• **Given task**: Copy every line of the records below word for word, leaving out the pictures.

══ Entries provided ══

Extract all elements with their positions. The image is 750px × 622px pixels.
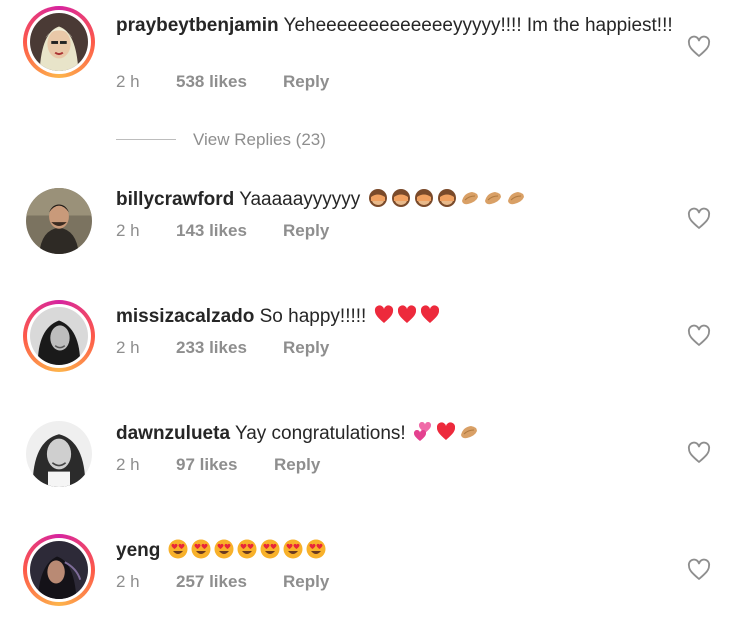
heart-outline-icon[interactable] xyxy=(687,207,711,231)
avatar xyxy=(30,541,88,599)
comment-text: praybeytbenjamin Yeheeeeeeeeeeeeeyyyyy!!… xyxy=(116,14,676,38)
avatar-story-ring[interactable] xyxy=(23,534,95,606)
heart-outline-icon[interactable] xyxy=(687,35,711,59)
reply-button[interactable]: Reply xyxy=(283,571,329,593)
comment-text: billycrawford Yaaaaayyyyyy xyxy=(116,187,676,212)
emoji-row xyxy=(411,421,480,444)
comment-time: 2 h xyxy=(116,455,140,474)
comment-username[interactable]: yeng xyxy=(116,540,160,561)
red-heart-icon xyxy=(436,422,456,440)
avatar xyxy=(26,188,92,254)
comment-likes[interactable]: 97 likes xyxy=(176,454,237,476)
clapping-hands-icon xyxy=(461,192,478,205)
see-no-evil-monkey-icon xyxy=(414,189,433,207)
avatar-story-ring[interactable] xyxy=(23,300,95,372)
comment-body: Yay congratulations! xyxy=(234,423,406,444)
heart-eyes-face-icon xyxy=(168,539,188,559)
see-no-evil-monkey-icon xyxy=(368,189,387,207)
reply-button[interactable]: Reply xyxy=(283,220,329,242)
red-heart-icon xyxy=(420,305,439,323)
heart-eyes-face-icon xyxy=(191,539,211,559)
heart-eyes-face-icon xyxy=(283,539,303,559)
heart-eyes-face-icon xyxy=(260,539,280,559)
view-replies-divider xyxy=(116,139,176,140)
clapping-hands-icon xyxy=(507,192,524,205)
comment-likes[interactable]: 257 likes xyxy=(176,571,247,593)
avatar-wrap[interactable] xyxy=(23,185,95,257)
reply-button[interactable]: Reply xyxy=(274,454,320,476)
heart-eyes-face-icon xyxy=(214,539,234,559)
reply-button[interactable]: Reply xyxy=(283,71,329,93)
heart-eyes-face-icon xyxy=(306,539,326,559)
comment-time: 2 h xyxy=(116,572,140,591)
view-replies-button[interactable]: View Replies (23) xyxy=(116,128,416,152)
comment-text: dawnzulueta Yay congratulations! xyxy=(116,421,676,446)
red-heart-icon xyxy=(397,305,416,323)
heart-eyes-face-icon xyxy=(237,539,257,559)
comment-username[interactable]: billycrawford xyxy=(116,189,234,210)
avatar xyxy=(26,421,92,487)
comment-time: 2 h xyxy=(116,72,140,91)
comment-body: Yaaaaayyyyyy xyxy=(239,189,361,210)
clapping-hands-icon xyxy=(484,192,501,205)
avatar xyxy=(30,13,88,71)
comment-text: missizacalzado So happy!!!!! xyxy=(116,304,676,329)
avatar-story-ring[interactable] xyxy=(23,6,95,78)
emoji-row xyxy=(166,539,327,561)
comment-likes[interactable]: 538 likes xyxy=(176,71,247,93)
heart-outline-icon[interactable] xyxy=(687,441,711,465)
comment-username[interactable]: dawnzulueta xyxy=(116,423,230,444)
see-no-evil-monkey-icon xyxy=(437,189,456,207)
comment-likes[interactable]: 143 likes xyxy=(176,220,247,242)
comment-username[interactable]: praybeytbenjamin xyxy=(116,15,279,36)
avatar-wrap[interactable] xyxy=(23,418,95,490)
two-hearts-icon xyxy=(413,421,432,441)
heart-outline-icon[interactable] xyxy=(687,324,711,348)
view-replies-label: View Replies (23) xyxy=(193,130,326,149)
avatar xyxy=(30,307,88,365)
reply-button[interactable]: Reply xyxy=(283,337,329,359)
comment-text: yeng xyxy=(116,538,676,563)
red-heart-icon xyxy=(374,305,393,323)
comment-time: 2 h xyxy=(116,338,140,357)
emoji-row xyxy=(372,305,441,327)
comment-body: So happy!!!!! xyxy=(259,306,367,327)
heart-outline-icon[interactable] xyxy=(687,558,711,582)
see-no-evil-monkey-icon xyxy=(391,189,410,207)
clapping-hands-icon xyxy=(460,426,477,439)
comment-body: Yeheeeeeeeeeeeeeyyyyy!!!! Im the happies… xyxy=(283,15,673,36)
emoji-row xyxy=(366,189,527,210)
comment-likes[interactable]: 233 likes xyxy=(176,337,247,359)
comment-time: 2 h xyxy=(116,221,140,240)
comment-username[interactable]: missizacalzado xyxy=(116,306,254,327)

═══

• **Task result**:
Extract all elements with their positions. The image is 750px × 622px pixels.
heart-outline-icon[interactable] xyxy=(687,207,711,231)
avatar xyxy=(30,541,88,599)
comment-text: praybeytbenjamin Yeheeeeeeeeeeeeeyyyyy!!… xyxy=(116,14,676,38)
avatar-story-ring[interactable] xyxy=(23,534,95,606)
heart-outline-icon[interactable] xyxy=(687,35,711,59)
reply-button[interactable]: Reply xyxy=(283,571,329,593)
comment-text: billycrawford Yaaaaayyyyyy xyxy=(116,187,676,212)
emoji-row xyxy=(411,421,480,444)
comment-time: 2 h xyxy=(116,455,140,474)
comment-username[interactable]: yeng xyxy=(116,540,160,561)
red-heart-icon xyxy=(436,422,456,440)
avatar xyxy=(26,188,92,254)
comment-likes[interactable]: 97 likes xyxy=(176,454,237,476)
clapping-hands-icon xyxy=(461,192,478,205)
see-no-evil-monkey-icon xyxy=(414,189,433,207)
avatar-story-ring[interactable] xyxy=(23,300,95,372)
comment-body: Yay congratulations! xyxy=(234,423,406,444)
heart-eyes-face-icon xyxy=(168,539,188,559)
see-no-evil-monkey-icon xyxy=(368,189,387,207)
reply-button[interactable]: Reply xyxy=(283,220,329,242)
red-heart-icon xyxy=(420,305,439,323)
heart-eyes-face-icon xyxy=(191,539,211,559)
heart-eyes-face-icon xyxy=(283,539,303,559)
heart-eyes-face-icon xyxy=(260,539,280,559)
view-replies-divider xyxy=(116,139,176,140)
clapping-hands-icon xyxy=(507,192,524,205)
comment-likes[interactable]: 257 likes xyxy=(176,571,247,593)
avatar-wrap[interactable] xyxy=(23,185,95,257)
reply-button[interactable]: Reply xyxy=(274,454,320,476)
heart-eyes-face-icon xyxy=(214,539,234,559)
reply-button[interactable]: Reply xyxy=(283,71,329,93)
heart-eyes-face-icon xyxy=(306,539,326,559)
comment-time: 2 h xyxy=(116,572,140,591)
view-replies-button[interactable]: View Replies (23) xyxy=(116,128,416,152)
comment-text: dawnzulueta Yay congratulations! xyxy=(116,421,676,446)
red-heart-icon xyxy=(397,305,416,323)
heart-eyes-face-icon xyxy=(237,539,257,559)
comment-username[interactable]: billycrawford xyxy=(116,189,234,210)
avatar xyxy=(26,421,92,487)
comment-time: 2 h xyxy=(116,72,140,91)
comment-body: Yaaaaayyyyyy xyxy=(239,189,361,210)
clapping-hands-icon xyxy=(484,192,501,205)
avatar xyxy=(30,13,88,71)
comment-text: missizacalzado So happy!!!!! xyxy=(116,304,676,329)
avatar-story-ring[interactable] xyxy=(23,6,95,78)
emoji-row xyxy=(166,539,327,561)
comment-likes[interactable]: 538 likes xyxy=(176,71,247,93)
heart-outline-icon[interactable] xyxy=(687,441,711,465)
comment-username[interactable]: dawnzulueta xyxy=(116,423,230,444)
see-no-evil-monkey-icon xyxy=(437,189,456,207)
comment-likes[interactable]: 143 likes xyxy=(176,220,247,242)
comment-username[interactable]: praybeytbenjamin xyxy=(116,15,279,36)
avatar-wrap[interactable] xyxy=(23,418,95,490)
two-hearts-icon xyxy=(413,421,432,441)
heart-outline-icon[interactable] xyxy=(687,324,711,348)
view-replies-label: View Replies (23) xyxy=(193,130,326,149)
avatar xyxy=(30,307,88,365)
reply-button[interactable]: Reply xyxy=(283,337,329,359)
comment-text: yeng xyxy=(116,538,676,563)
red-heart-icon xyxy=(374,305,393,323)
comment-time: 2 h xyxy=(116,338,140,357)
emoji-row xyxy=(372,305,441,327)
comment-body: So happy!!!!! xyxy=(259,306,367,327)
heart-outline-icon[interactable] xyxy=(687,558,711,582)
see-no-evil-monkey-icon xyxy=(391,189,410,207)
clapping-hands-icon xyxy=(460,426,477,439)
comment-body: Yeheeeeeeeeeeeeeyyyyy!!!! Im the happies… xyxy=(283,15,673,36)
emoji-row xyxy=(366,189,527,210)
comment-likes[interactable]: 233 likes xyxy=(176,337,247,359)
comment-time: 2 h xyxy=(116,221,140,240)
comment-username[interactable]: missizacalzado xyxy=(116,306,254,327)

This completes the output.